### [Stated goal]
Copy the data word for word, keeping every line.

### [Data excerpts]
— BEGIN —
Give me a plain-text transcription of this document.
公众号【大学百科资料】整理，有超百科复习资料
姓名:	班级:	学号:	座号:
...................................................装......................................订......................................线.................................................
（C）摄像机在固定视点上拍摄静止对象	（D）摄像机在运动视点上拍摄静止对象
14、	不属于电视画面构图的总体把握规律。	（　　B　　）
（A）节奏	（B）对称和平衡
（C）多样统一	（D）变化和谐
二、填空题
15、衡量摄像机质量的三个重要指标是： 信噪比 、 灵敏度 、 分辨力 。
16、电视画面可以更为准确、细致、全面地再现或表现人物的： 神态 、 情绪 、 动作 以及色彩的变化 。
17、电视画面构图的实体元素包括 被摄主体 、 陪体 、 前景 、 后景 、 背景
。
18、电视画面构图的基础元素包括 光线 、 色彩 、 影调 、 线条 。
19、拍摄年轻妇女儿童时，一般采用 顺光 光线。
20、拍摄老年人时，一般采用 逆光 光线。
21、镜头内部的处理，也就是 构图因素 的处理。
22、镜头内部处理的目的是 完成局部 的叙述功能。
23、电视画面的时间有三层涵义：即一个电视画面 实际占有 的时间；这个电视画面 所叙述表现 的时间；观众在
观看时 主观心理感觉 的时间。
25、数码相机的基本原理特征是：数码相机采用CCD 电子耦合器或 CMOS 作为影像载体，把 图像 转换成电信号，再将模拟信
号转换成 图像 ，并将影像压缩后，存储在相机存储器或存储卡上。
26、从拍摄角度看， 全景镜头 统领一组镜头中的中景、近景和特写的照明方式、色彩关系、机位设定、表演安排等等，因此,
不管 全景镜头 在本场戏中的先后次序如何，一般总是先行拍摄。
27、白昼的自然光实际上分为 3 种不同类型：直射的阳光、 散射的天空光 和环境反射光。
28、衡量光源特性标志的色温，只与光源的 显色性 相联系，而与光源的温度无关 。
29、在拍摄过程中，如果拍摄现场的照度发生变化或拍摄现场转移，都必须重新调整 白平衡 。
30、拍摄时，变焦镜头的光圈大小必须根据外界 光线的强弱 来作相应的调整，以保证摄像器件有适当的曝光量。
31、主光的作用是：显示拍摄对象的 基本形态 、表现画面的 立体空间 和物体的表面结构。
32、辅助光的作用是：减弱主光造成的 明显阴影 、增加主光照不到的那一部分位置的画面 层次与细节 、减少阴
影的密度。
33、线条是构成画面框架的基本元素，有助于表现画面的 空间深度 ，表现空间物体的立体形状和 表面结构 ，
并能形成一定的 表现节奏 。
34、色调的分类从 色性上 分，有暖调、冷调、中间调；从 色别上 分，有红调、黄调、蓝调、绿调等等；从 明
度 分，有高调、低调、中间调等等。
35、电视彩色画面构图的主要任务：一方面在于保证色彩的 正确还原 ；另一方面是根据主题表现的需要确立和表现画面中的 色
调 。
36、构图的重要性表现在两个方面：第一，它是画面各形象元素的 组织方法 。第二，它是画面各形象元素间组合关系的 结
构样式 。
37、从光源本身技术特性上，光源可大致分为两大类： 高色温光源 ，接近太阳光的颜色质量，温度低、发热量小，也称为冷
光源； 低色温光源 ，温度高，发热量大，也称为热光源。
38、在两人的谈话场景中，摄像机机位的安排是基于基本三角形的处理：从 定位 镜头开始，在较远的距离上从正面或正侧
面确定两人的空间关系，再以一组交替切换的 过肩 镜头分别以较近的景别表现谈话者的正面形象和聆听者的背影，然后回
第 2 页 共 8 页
— END —
### [Response]
Give me a plain-text transcription of this document.
公众号【大学百科资料】整理，有超百科复习资料
姓名:	班级:	学号:	座号:
...................................................装......................................订......................................线.................................................
（C）摄像机在固定视点上拍摄静止对象	（D）摄像机在运动视点上拍摄静止对象
14、	不属于电视画面构图的总体把握规律。	（　　B　　）
（A）节奏	（B）对称和平衡
（C）多样统一	（D）变化和谐
二、填空题
15、衡量摄像机质量的三个重要指标是： 信噪比 、 灵敏度 、 分辨力 。
16、电视画面可以更为准确、细致、全面地再现或表现人物的： 神态 、 情绪 、 动作 以及色彩的变化 。
17、电视画面构图的实体元素包括 被摄主体 、 陪体 、 前景 、 后景 、 背景
。
18、电视画面构图的基础元素包括 光线 、 色彩 、 影调 、 线条 。
19、拍摄年轻妇女儿童时，一般采用 顺光 光线。
20、拍摄老年人时，一般采用 逆光 光线。
21、镜头内部的处理，也就是 构图因素 的处理。
22、镜头内部处理的目的是 完成局部 的叙述功能。
23、电视画面的时间有三层涵义：即一个电视画面 实际占有 的时间；这个电视画面 所叙述表现 的时间；观众在
观看时 主观心理感觉 的时间。
25、数码相机的基本原理特征是：数码相机采用CCD 电子耦合器或 CMOS 作为影像载体，把 图像 转换成电信号，再将模拟信
号转换成 图像 ，并将影像压缩后，存储在相机存储器或存储卡上。
26、从拍摄角度看， 全景镜头 统领一组镜头中的中景、近景和特写的照明方式、色彩关系、机位设定、表演安排等等，因此,
不管 全景镜头 在本场戏中的先后次序如何，一般总是先行拍摄。
27、白昼的自然光实际上分为 3 种不同类型：直射的阳光、 散射的天空光 和环境反射光。
28、衡量光源特性标志的色温，只与光源的 显色性 相联系，而与光源的温度无关 。
29、在拍摄过程中，如果拍摄现场的照度发生变化或拍摄现场转移，都必须重新调整 白平衡 。
30、拍摄时，变焦镜头的光圈大小必须根据外界 光线的强弱 来作相应的调整，以保证摄像器件有适当的曝光量。
31、主光的作用是：显示拍摄对象的 基本形态 、表现画面的 立体空间 和物体的表面结构。
32、辅助光的作用是：减弱主光造成的 明显阴影 、增加主光照不到的那一部分位置的画面 层次与细节 、减少阴
影的密度。
33、线条是构成画面框架的基本元素，有助于表现画面的 空间深度 ，表现空间物体的立体形状和 表面结构 ，
并能形成一定的 表现节奏 。
34、色调的分类从 色性上 分，有暖调、冷调、中间调；从 色别上 分，有红调、黄调、蓝调、绿调等等；从 明
度 分，有高调、低调、中间调等等。
35、电视彩色画面构图的主要任务：一方面在于保证色彩的 正确还原 ；另一方面是根据主题表现的需要确立和表现画面中的 色
调 。
36、构图的重要性表现在两个方面：第一，它是画面各形象元素的 组织方法 。第二，它是画面各形象元素间组合关系的 结
构样式 。
37、从光源本身技术特性上，光源可大致分为两大类： 高色温光源 ，接近太阳光的颜色质量，温度低、发热量小，也称为冷
光源； 低色温光源 ，温度高，发热量大，也称为热光源。
38、在两人的谈话场景中，摄像机机位的安排是基于基本三角形的处理：从 定位 镜头开始，在较远的距离上从正面或正侧
面确定两人的空间关系，再以一组交替切换的 过肩 镜头分别以较近的景别表现谈话者的正面形象和聆听者的背影，然后回
第 2 页 共 8 页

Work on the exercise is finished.